_Set problem_: Give only the number of lines in the listing below where the string "structure" occurs.

_Stored data_:
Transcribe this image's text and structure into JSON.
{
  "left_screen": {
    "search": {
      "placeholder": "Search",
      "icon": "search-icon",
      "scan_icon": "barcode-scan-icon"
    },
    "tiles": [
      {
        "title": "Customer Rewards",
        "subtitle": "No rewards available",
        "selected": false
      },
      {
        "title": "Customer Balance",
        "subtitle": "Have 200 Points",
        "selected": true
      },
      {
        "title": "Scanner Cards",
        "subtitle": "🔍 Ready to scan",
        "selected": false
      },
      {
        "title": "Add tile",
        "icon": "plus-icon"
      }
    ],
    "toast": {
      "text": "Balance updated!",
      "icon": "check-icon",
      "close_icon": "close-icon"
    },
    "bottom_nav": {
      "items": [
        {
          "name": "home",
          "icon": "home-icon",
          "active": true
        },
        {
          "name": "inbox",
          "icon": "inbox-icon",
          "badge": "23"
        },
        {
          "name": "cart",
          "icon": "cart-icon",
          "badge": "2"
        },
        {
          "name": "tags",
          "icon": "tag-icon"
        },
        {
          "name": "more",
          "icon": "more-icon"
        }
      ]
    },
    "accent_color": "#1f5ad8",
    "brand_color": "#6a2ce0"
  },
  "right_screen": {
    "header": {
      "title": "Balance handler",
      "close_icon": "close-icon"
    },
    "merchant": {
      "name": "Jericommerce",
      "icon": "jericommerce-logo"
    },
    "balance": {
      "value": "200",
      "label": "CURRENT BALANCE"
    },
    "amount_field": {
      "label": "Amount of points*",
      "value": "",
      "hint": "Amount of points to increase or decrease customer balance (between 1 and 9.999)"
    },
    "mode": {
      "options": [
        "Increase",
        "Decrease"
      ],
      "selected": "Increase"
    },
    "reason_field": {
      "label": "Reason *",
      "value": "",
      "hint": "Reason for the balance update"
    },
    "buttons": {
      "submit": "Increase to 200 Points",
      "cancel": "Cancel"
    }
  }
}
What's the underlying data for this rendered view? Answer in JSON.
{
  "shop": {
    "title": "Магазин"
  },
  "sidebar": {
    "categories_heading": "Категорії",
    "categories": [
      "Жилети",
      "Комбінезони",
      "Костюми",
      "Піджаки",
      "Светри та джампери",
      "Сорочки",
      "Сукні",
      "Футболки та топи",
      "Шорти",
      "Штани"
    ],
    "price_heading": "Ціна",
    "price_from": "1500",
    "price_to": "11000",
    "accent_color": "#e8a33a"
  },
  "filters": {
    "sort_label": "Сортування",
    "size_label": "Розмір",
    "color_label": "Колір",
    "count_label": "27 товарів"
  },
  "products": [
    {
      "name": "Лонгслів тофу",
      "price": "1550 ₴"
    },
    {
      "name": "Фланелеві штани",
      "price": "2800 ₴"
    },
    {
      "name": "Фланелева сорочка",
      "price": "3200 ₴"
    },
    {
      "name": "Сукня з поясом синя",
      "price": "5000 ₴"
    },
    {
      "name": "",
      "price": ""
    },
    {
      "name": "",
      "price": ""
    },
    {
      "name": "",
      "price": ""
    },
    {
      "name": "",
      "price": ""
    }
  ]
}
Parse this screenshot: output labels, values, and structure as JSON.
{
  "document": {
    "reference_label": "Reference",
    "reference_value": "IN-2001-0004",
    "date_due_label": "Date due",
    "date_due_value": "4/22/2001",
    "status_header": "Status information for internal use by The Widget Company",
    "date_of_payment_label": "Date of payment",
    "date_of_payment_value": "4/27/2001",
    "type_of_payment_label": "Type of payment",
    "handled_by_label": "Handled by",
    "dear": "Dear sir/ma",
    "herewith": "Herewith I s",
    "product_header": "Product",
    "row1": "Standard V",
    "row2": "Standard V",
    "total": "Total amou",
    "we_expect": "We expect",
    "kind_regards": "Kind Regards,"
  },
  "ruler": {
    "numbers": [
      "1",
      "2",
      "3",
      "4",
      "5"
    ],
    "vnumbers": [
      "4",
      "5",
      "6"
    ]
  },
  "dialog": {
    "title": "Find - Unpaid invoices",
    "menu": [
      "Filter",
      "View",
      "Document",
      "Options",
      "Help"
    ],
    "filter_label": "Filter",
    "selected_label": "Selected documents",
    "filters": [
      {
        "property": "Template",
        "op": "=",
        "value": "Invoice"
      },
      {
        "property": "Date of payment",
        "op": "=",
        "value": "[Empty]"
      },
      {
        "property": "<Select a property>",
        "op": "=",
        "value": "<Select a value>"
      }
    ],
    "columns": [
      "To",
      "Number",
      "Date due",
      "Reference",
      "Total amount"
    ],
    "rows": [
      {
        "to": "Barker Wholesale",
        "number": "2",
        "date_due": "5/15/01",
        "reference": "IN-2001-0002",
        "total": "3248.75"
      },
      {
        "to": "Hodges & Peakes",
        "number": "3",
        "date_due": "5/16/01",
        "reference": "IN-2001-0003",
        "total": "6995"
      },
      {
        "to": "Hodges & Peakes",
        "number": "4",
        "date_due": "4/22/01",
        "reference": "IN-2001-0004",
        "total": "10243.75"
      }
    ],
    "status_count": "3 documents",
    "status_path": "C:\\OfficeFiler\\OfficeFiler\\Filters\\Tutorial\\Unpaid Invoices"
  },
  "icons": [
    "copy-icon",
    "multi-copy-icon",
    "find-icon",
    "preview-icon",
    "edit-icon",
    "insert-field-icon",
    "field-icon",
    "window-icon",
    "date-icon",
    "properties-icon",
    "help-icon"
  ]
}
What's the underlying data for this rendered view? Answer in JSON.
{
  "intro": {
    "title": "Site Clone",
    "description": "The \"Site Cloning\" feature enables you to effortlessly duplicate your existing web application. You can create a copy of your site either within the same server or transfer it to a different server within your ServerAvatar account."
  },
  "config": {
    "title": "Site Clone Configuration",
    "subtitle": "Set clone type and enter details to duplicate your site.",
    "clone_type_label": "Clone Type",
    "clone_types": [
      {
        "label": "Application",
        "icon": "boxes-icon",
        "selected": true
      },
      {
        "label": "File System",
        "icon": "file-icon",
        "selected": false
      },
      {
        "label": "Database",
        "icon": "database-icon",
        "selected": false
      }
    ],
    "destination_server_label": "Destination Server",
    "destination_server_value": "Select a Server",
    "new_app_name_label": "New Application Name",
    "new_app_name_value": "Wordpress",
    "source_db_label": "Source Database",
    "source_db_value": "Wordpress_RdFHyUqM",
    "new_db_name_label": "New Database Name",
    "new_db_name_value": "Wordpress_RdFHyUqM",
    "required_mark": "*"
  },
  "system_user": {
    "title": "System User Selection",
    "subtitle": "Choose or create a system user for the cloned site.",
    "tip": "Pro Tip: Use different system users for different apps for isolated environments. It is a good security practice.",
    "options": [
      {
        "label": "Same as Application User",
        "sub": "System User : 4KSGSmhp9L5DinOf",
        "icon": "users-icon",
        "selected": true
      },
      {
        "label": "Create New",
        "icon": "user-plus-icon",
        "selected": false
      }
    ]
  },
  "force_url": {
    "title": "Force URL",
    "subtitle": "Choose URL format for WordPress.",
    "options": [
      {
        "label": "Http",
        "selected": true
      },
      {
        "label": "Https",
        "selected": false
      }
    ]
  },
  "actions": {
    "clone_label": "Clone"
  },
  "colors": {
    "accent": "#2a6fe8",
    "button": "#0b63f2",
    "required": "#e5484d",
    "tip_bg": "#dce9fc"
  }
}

_Worked solution_: 2